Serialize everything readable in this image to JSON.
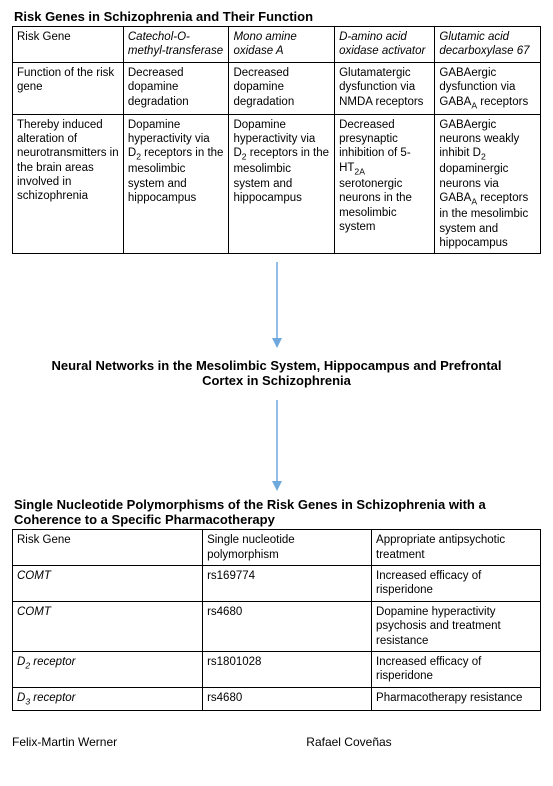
{
  "arrow": {
    "color": "#6fa8dc",
    "head_color": "#6fa8dc"
  },
  "table1": {
    "title": "Risk Genes in Schizophrenia and Their Function",
    "col_widths": [
      "21%",
      "20%",
      "20%",
      "19%",
      "20%"
    ],
    "rows": [
      [
        {
          "text": "Risk Gene"
        },
        {
          "text": "Catechol-O-methyl-transferase",
          "italic": true
        },
        {
          "text": "Mono amine oxidase A",
          "italic": true
        },
        {
          "text": "D-amino acid oxidase activator",
          "italic": true
        },
        {
          "text": "Glutamic acid decarboxylase 67",
          "italic": true
        }
      ],
      [
        {
          "text": "Function of the risk gene"
        },
        {
          "text": "Decreased dopamine degradation"
        },
        {
          "text": "Decreased dopamine degradation"
        },
        {
          "text": "Glutamatergic dysfunction via NMDA receptors"
        },
        {
          "html": "GABAergic dysfunction via GABA<sub>A</sub> receptors"
        }
      ],
      [
        {
          "text": "Thereby induced alteration of neurotransmitters in the brain areas involved in schizophrenia"
        },
        {
          "html": "Dopamine hyperactivity via D<sub>2</sub> receptors in the mesolimbic system and hippocampus"
        },
        {
          "html": "Dopamine hyperactivity via D<sub>2</sub> receptors in the mesolimbic system and hippocampus"
        },
        {
          "html": "Decreased presynaptic inhibition of 5-HT<sub>2A</sub> serotonergic neurons in the mesolimbic system"
        },
        {
          "html": "GABAergic neurons weakly inhibit D<sub>2</sub> dopaminergic neurons via GABA<sub>A</sub> receptors in the mesolimbic system and hippocampus"
        }
      ]
    ]
  },
  "mid_title": "Neural Networks in the Mesolimbic System, Hippocampus and Prefrontal Cortex in Schizophrenia",
  "table2": {
    "title": "Single Nucleotide Polymorphisms of the Risk Genes in Schizophrenia with a Coherence to a Specific Pharmacotherapy",
    "col_widths": [
      "36%",
      "32%",
      "32%"
    ],
    "rows": [
      [
        {
          "text": "Risk Gene"
        },
        {
          "text": "Single nucleotide polymorphism"
        },
        {
          "text": "Appropriate antipsychotic treatment"
        }
      ],
      [
        {
          "text": "COMT",
          "italic": true
        },
        {
          "text": "rs169774"
        },
        {
          "text": "Increased efficacy of risperidone"
        }
      ],
      [
        {
          "text": "COMT",
          "italic": true
        },
        {
          "text": "rs4680"
        },
        {
          "text": "Dopamine hyperactivity psychosis and treatment resistance"
        }
      ],
      [
        {
          "html": "<span class='italic'>D<sub>2</sub> receptor</span>"
        },
        {
          "text": "rs1801028"
        },
        {
          "text": "Increased efficacy of risperidone"
        }
      ],
      [
        {
          "html": "<span class='italic'>D<sub>3</sub> receptor</span>"
        },
        {
          "text": "rs4680"
        },
        {
          "text": "Pharmacotherapy resistance"
        }
      ]
    ]
  },
  "authors": {
    "left": "Felix-Martin Werner",
    "right": "Rafael Coveñas"
  },
  "arrow1_height": 90,
  "arrow2_height": 95
}
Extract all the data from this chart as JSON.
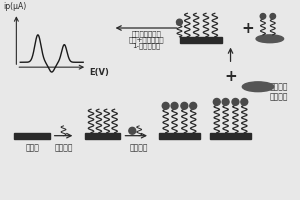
{
  "bg_color": "#e8e8e8",
  "electrode_color": "#2a2a2a",
  "strand_color": "#2a2a2a",
  "bacteria_color": "#666666",
  "arrow_color": "#2a2a2a",
  "text_color": "#2a2a2a",
  "labels": {
    "gold_electrode": "金电极",
    "capture_probe": "捕获探针",
    "signal_probe": "信号探针",
    "bacteria_line1": "肠致病性",
    "bacteria_line2": "大肠杆菌",
    "reagents_line1": "链亲和抗生物素",
    "reagents_line2": "蛋白+碱性磷酸酶",
    "substrate": "1-萘基磷酸盐",
    "x_axis": "E(V)",
    "y_axis": "ip(μA)"
  },
  "font_size": 5.5
}
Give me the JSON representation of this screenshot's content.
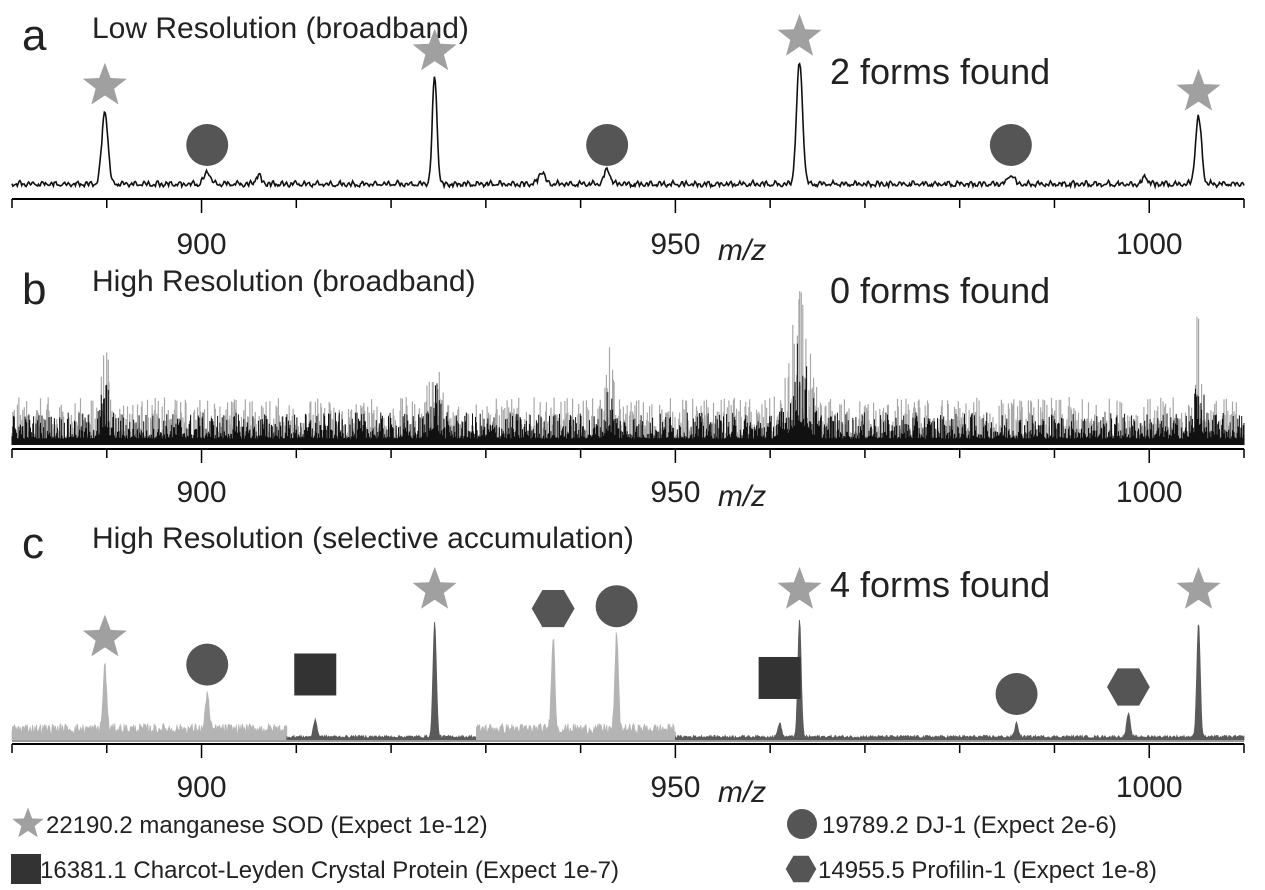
{
  "chart_data": [
    {
      "type": "line",
      "panel_letter": "a",
      "title": "Low Resolution (broadband)",
      "forms_found": "2 forms found",
      "xlabel": "m/z",
      "xlim": [
        880,
        1010
      ],
      "xticks": [
        900,
        950,
        1000
      ],
      "style": "low_res",
      "peaks": [
        {
          "x": 889.8,
          "h": 0.6,
          "w": 0.45,
          "marker": "star"
        },
        {
          "x": 900.6,
          "h": 0.1,
          "w": 0.45,
          "marker": "circle"
        },
        {
          "x": 906.0,
          "h": 0.07,
          "w": 0.45,
          "marker": null
        },
        {
          "x": 924.6,
          "h": 0.88,
          "w": 0.35,
          "marker": "star"
        },
        {
          "x": 935.9,
          "h": 0.1,
          "w": 0.45,
          "marker": null
        },
        {
          "x": 942.8,
          "h": 0.12,
          "w": 0.45,
          "marker": "circle"
        },
        {
          "x": 963.1,
          "h": 1.0,
          "w": 0.45,
          "marker": "star"
        },
        {
          "x": 985.4,
          "h": 0.08,
          "w": 0.45,
          "marker": "circle"
        },
        {
          "x": 999.6,
          "h": 0.06,
          "w": 0.4,
          "marker": null
        },
        {
          "x": 1005.2,
          "h": 0.55,
          "w": 0.45,
          "marker": "star"
        }
      ]
    },
    {
      "type": "line",
      "panel_letter": "b",
      "title": "High Resolution (broadband)",
      "forms_found": "0 forms found",
      "xlabel": "m/z",
      "xlim": [
        880,
        1010
      ],
      "xticks": [
        900,
        950,
        1000
      ],
      "style": "noise",
      "peaks": [
        {
          "x": 889.8,
          "h": 0.6,
          "w": 0.5,
          "marker": null
        },
        {
          "x": 924.6,
          "h": 0.7,
          "w": 0.6,
          "marker": null
        },
        {
          "x": 943.0,
          "h": 0.45,
          "w": 0.6,
          "marker": null
        },
        {
          "x": 963.1,
          "h": 1.0,
          "w": 1.2,
          "marker": null
        },
        {
          "x": 1005.2,
          "h": 0.85,
          "w": 0.5,
          "marker": null
        }
      ]
    },
    {
      "type": "line",
      "panel_letter": "c",
      "title": "High Resolution (selective accumulation)",
      "forms_found": "4 forms found",
      "xlabel": "m/z",
      "xlim": [
        880,
        1010
      ],
      "xticks": [
        900,
        950,
        1000
      ],
      "style": "segments",
      "segments": [
        {
          "from": 880,
          "to": 909,
          "color": "#b4b4b4"
        },
        {
          "from": 909,
          "to": 929,
          "color": "#5a5a5a"
        },
        {
          "from": 929,
          "to": 950,
          "color": "#b4b4b4"
        },
        {
          "from": 950,
          "to": 1010,
          "color": "#5a5a5a"
        }
      ],
      "peaks": [
        {
          "x": 889.8,
          "h": 0.55,
          "w": 0.25,
          "marker": "star"
        },
        {
          "x": 900.6,
          "h": 0.32,
          "w": 0.25,
          "marker": "circle"
        },
        {
          "x": 912.0,
          "h": 0.15,
          "w": 0.25,
          "marker": "square"
        },
        {
          "x": 924.6,
          "h": 0.98,
          "w": 0.25,
          "marker": "star"
        },
        {
          "x": 937.1,
          "h": 0.8,
          "w": 0.25,
          "marker": "hexagon"
        },
        {
          "x": 943.8,
          "h": 0.82,
          "w": 0.25,
          "marker": "circle"
        },
        {
          "x": 961.0,
          "h": 0.12,
          "w": 0.25,
          "marker": "square"
        },
        {
          "x": 963.1,
          "h": 1.0,
          "w": 0.25,
          "marker": "star"
        },
        {
          "x": 986.0,
          "h": 0.12,
          "w": 0.25,
          "marker": "circle"
        },
        {
          "x": 997.8,
          "h": 0.2,
          "w": 0.25,
          "marker": "hexagon"
        },
        {
          "x": 1005.2,
          "h": 0.98,
          "w": 0.25,
          "marker": "star"
        }
      ]
    }
  ],
  "legend": [
    {
      "marker": "star",
      "label": "22190.2 manganese SOD (Expect 1e-12)"
    },
    {
      "marker": "circle",
      "label": "19789.2 DJ-1 (Expect 2e-6)"
    },
    {
      "marker": "square",
      "label": "16381.1 Charcot-Leyden Crystal Protein (Expect 1e-7)"
    },
    {
      "marker": "hexagon",
      "label": "14955.5 Profilin-1 (Expect 1e-8)"
    }
  ],
  "colors": {
    "star": "#a0a0a0",
    "circle": "#555555",
    "square": "#333333",
    "hexagon": "#555555",
    "trace": "#111111",
    "noise_light": "#a8a8a8"
  }
}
___
◆ Exercise prompt
Read through the entries above and copy each line that has the string "acid" in it.

◆ The completed task
          "text": "D-amino acid oxidase activator",
          "text": "Glutamic acid decarboxylase 67",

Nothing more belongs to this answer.